Extracted records
↓↓↓
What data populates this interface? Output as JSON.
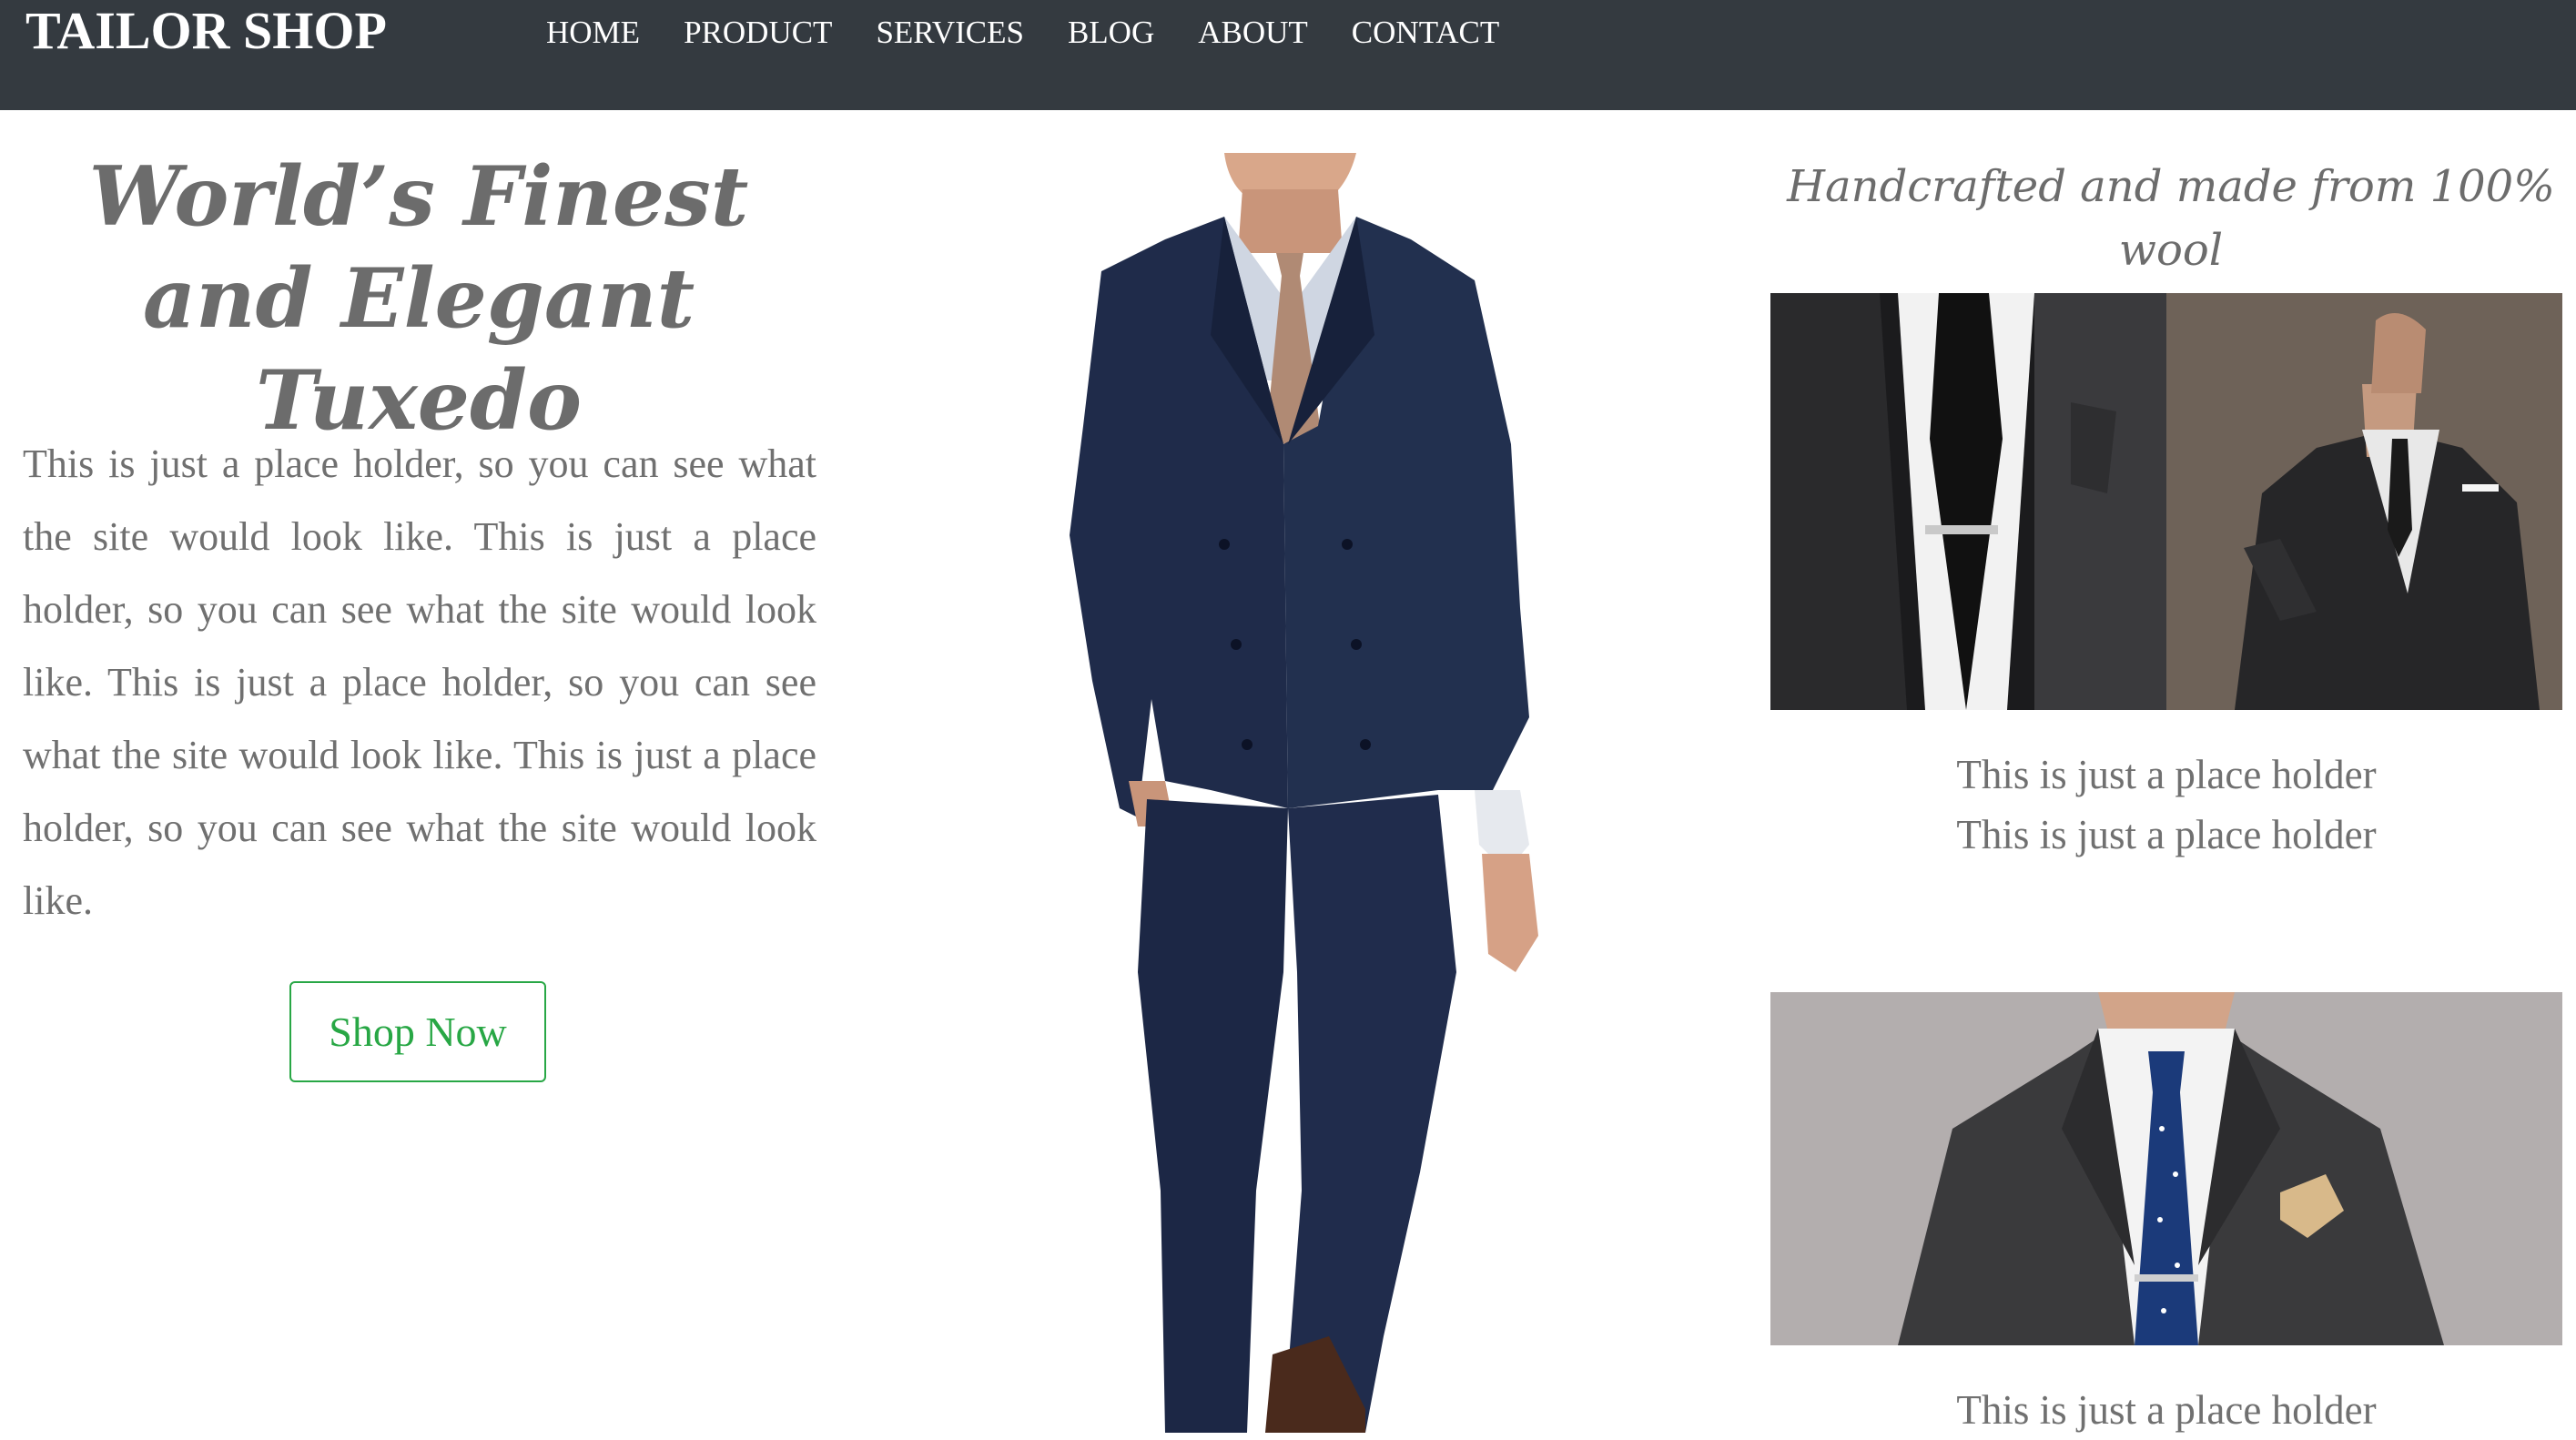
{
  "navbar": {
    "brand": "TAILOR SHOP",
    "links": [
      "HOME",
      "PRODUCT",
      "SERVICES",
      "BLOG",
      "ABOUT",
      "CONTACT"
    ],
    "background": "#343a40"
  },
  "hero": {
    "title": "World’s Finest and Elegant Tuxedo",
    "text": "This is just a place holder, so you can see what the site would look like. This is just a place holder, so you can see what the site would look like. This is just a place holder, so you can see what the site would look like. This is just a place holder, so you can see what the site would look like.",
    "button_label": "Shop Now",
    "button_color": "#28a745"
  },
  "side": {
    "title": "Handcrafted and made from 100% wool",
    "captions": [
      "This is just a place holder",
      "This is just a place holder",
      "This is just a place holder"
    ]
  }
}
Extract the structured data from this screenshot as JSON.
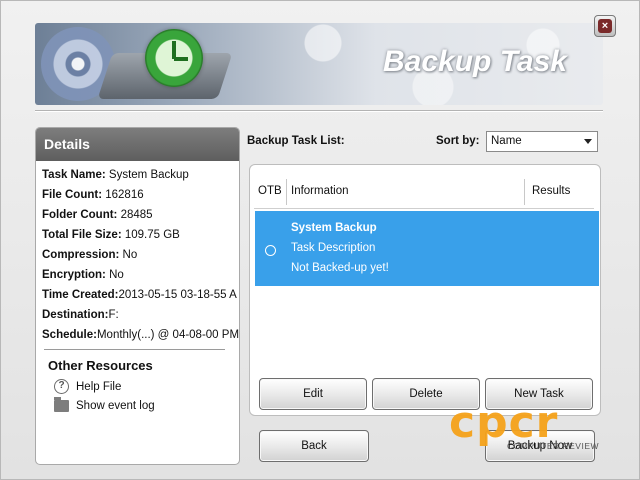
{
  "window": {
    "title": "Backup Task",
    "close_label": "×"
  },
  "details": {
    "header": "Details",
    "rows": [
      {
        "label": "Task Name:",
        "value": " System Backup"
      },
      {
        "label": "File Count:",
        "value": " 162816"
      },
      {
        "label": "Folder Count:",
        "value": " 28485"
      },
      {
        "label": "Total File Size:",
        "value": " 109.75 GB"
      },
      {
        "label": "Compression:",
        "value": " No"
      },
      {
        "label": "Encryption:",
        "value": " No"
      },
      {
        "label": "Time Created:",
        "value": "2013-05-15 03-18-55 A"
      },
      {
        "label": "Destination:",
        "value": "F:"
      },
      {
        "label": "Schedule:",
        "value": "Monthly(...) @ 04-08-00 PM"
      }
    ]
  },
  "resources": {
    "title": "Other Resources",
    "help_label": "Help File",
    "help_glyph": "?",
    "event_log_label": "Show event log"
  },
  "task_list": {
    "label": "Backup Task List:",
    "sort_label": "Sort by:",
    "sort_value": "Name",
    "columns": {
      "otb": "OTB",
      "info": "Information",
      "results": "Results"
    },
    "items": [
      {
        "name": "System Backup",
        "description": "Task Description",
        "status": "Not Backed-up yet!",
        "selected": true
      }
    ]
  },
  "buttons": {
    "edit": "Edit",
    "delete": "Delete",
    "new_task": "New Task",
    "back": "Back",
    "backup_now": "Backup Now"
  },
  "watermark": {
    "logo": "cpcr",
    "sub": "COMPUTER REVIEW"
  },
  "colors": {
    "selection": "#39a0ea",
    "details_header": "#6b6b6b",
    "watermark": "#f5a21a"
  }
}
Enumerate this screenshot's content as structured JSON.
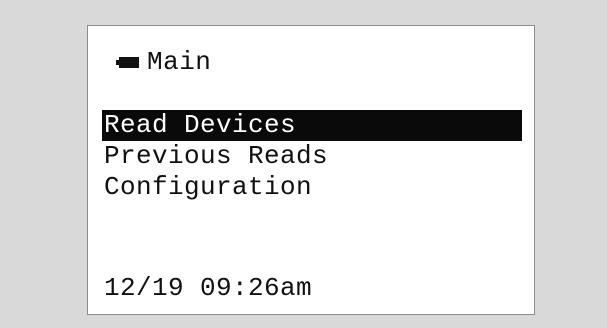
{
  "header": {
    "battery_icon": "battery-icon",
    "title": "Main"
  },
  "menu": {
    "items": [
      {
        "label": "Read Devices",
        "selected": true
      },
      {
        "label": "Previous Reads",
        "selected": false
      },
      {
        "label": "Configuration",
        "selected": false
      }
    ]
  },
  "status": {
    "datetime": "12/19 09:26am"
  },
  "colors": {
    "background": "#d9d9d9",
    "screen": "#ffffff",
    "highlight": "#0a0a0a",
    "text": "#111111"
  }
}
↑↑↑
Problem details
Leave out the pictures and output every record above precisely as given.

Worked answer
What data populates this interface? Output as JSON.
{
  "navbar": {
    "brand": "TAILOR SHOP",
    "links": [
      "HOME",
      "PRODUCT",
      "SERVICES",
      "BLOG",
      "ABOUT",
      "CONTACT"
    ],
    "background": "#343a40"
  },
  "hero": {
    "title": "World’s Finest and Elegant Tuxedo",
    "text": "This is just a place holder, so you can see what the site would look like. This is just a place holder, so you can see what the site would look like. This is just a place holder, so you can see what the site would look like. This is just a place holder, so you can see what the site would look like.",
    "button_label": "Shop Now",
    "button_color": "#28a745"
  },
  "side": {
    "title": "Handcrafted and made from 100% wool",
    "captions": [
      "This is just a place holder",
      "This is just a place holder",
      "This is just a place holder"
    ]
  }
}
Extract the structured data from this screenshot as JSON.
{
  "window": {
    "title": "Backup Task",
    "close_label": "×"
  },
  "details": {
    "header": "Details",
    "rows": [
      {
        "label": "Task Name:",
        "value": " System Backup"
      },
      {
        "label": "File Count:",
        "value": " 162816"
      },
      {
        "label": "Folder Count:",
        "value": " 28485"
      },
      {
        "label": "Total File Size:",
        "value": " 109.75 GB"
      },
      {
        "label": "Compression:",
        "value": " No"
      },
      {
        "label": "Encryption:",
        "value": " No"
      },
      {
        "label": "Time Created:",
        "value": "2013-05-15 03-18-55 A"
      },
      {
        "label": "Destination:",
        "value": "F:"
      },
      {
        "label": "Schedule:",
        "value": "Monthly(...) @ 04-08-00 PM"
      }
    ]
  },
  "resources": {
    "title": "Other Resources",
    "help_label": "Help File",
    "help_glyph": "?",
    "event_log_label": "Show event log"
  },
  "task_list": {
    "label": "Backup Task List:",
    "sort_label": "Sort by:",
    "sort_value": "Name",
    "columns": {
      "otb": "OTB",
      "info": "Information",
      "results": "Results"
    },
    "items": [
      {
        "name": "System Backup",
        "description": "Task Description",
        "status": "Not Backed-up yet!",
        "selected": true
      }
    ]
  },
  "buttons": {
    "edit": "Edit",
    "delete": "Delete",
    "new_task": "New Task",
    "back": "Back",
    "backup_now": "Backup Now"
  },
  "watermark": {
    "logo": "cpcr",
    "sub": "COMPUTER REVIEW"
  },
  "colors": {
    "selection": "#39a0ea",
    "details_header": "#6b6b6b",
    "watermark": "#f5a21a"
  }
}
Enumerate this screenshot's content as structured JSON.
{
  "header": {
    "battery_icon": "battery-icon",
    "title": "Main"
  },
  "menu": {
    "items": [
      {
        "label": "Read Devices",
        "selected": true
      },
      {
        "label": "Previous Reads",
        "selected": false
      },
      {
        "label": "Configuration",
        "selected": false
      }
    ]
  },
  "status": {
    "datetime": "12/19 09:26am"
  },
  "colors": {
    "background": "#d9d9d9",
    "screen": "#ffffff",
    "highlight": "#0a0a0a",
    "text": "#111111"
  }
}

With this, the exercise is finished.